• REQUIRED TASK:
For each line below that contains the string "companions", copy that line.

• Collected data:
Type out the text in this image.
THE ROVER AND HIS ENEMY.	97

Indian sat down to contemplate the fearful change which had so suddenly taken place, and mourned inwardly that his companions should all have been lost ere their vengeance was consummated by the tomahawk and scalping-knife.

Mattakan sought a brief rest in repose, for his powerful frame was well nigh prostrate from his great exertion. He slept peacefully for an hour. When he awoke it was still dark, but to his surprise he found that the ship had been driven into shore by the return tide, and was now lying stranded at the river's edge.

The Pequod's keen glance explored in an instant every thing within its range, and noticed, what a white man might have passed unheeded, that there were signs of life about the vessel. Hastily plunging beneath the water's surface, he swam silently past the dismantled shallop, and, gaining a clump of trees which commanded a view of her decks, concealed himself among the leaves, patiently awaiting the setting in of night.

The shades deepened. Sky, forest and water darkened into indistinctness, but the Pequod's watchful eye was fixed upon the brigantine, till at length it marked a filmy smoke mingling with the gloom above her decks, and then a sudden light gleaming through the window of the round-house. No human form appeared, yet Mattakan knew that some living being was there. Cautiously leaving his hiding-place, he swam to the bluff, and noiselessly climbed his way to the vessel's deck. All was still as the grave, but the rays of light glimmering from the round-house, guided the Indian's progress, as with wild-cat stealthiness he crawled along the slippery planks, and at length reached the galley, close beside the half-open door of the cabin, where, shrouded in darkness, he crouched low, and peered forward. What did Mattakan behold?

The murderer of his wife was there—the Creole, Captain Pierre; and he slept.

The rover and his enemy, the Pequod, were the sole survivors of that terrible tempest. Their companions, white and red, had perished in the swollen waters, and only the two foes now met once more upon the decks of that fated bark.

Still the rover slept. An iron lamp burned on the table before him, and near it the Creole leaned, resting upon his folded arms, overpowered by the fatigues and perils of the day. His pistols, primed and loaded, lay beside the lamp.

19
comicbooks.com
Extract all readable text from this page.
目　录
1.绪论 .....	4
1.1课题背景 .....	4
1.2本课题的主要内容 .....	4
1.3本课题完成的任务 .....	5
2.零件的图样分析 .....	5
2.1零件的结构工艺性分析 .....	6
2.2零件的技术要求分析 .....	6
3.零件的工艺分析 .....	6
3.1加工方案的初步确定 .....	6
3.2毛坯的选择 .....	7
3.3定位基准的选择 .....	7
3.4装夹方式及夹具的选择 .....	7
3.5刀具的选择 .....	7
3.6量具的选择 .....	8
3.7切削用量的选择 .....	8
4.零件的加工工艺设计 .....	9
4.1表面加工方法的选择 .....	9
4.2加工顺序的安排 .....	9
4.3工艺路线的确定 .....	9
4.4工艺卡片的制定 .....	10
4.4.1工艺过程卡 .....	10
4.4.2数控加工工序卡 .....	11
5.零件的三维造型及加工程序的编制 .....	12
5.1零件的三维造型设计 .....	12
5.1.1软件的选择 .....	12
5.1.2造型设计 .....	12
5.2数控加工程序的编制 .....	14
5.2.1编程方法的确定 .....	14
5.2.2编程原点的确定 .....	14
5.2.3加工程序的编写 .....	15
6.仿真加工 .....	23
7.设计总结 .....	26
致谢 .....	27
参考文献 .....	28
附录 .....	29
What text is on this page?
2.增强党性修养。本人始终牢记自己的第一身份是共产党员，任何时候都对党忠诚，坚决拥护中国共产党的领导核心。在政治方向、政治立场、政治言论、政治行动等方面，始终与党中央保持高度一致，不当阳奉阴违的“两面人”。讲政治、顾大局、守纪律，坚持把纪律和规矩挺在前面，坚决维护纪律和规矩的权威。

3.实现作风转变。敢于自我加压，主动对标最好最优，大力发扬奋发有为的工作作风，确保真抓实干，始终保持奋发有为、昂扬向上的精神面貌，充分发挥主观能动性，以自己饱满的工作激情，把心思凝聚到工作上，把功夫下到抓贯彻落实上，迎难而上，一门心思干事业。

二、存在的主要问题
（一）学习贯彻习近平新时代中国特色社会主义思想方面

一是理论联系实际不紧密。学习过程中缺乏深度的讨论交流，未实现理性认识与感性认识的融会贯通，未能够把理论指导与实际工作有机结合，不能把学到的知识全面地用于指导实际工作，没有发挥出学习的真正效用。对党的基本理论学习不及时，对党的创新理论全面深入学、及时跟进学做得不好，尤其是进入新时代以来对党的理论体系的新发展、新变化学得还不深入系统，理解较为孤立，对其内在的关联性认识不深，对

• REPLY:
Indian sat down to contemplate the fearful change which had so suddenly taken place, and mourned inwardly that his companions should all have been lost ere their vengeance was consummated by the tomahawk and scalping-knife.
The rover and his enemy, the Pequod, were the sole survivors of that terrible tempest. Their companions, white and red, had perished in the swollen waters, and only the two foes now met once more upon the decks of that fated bark.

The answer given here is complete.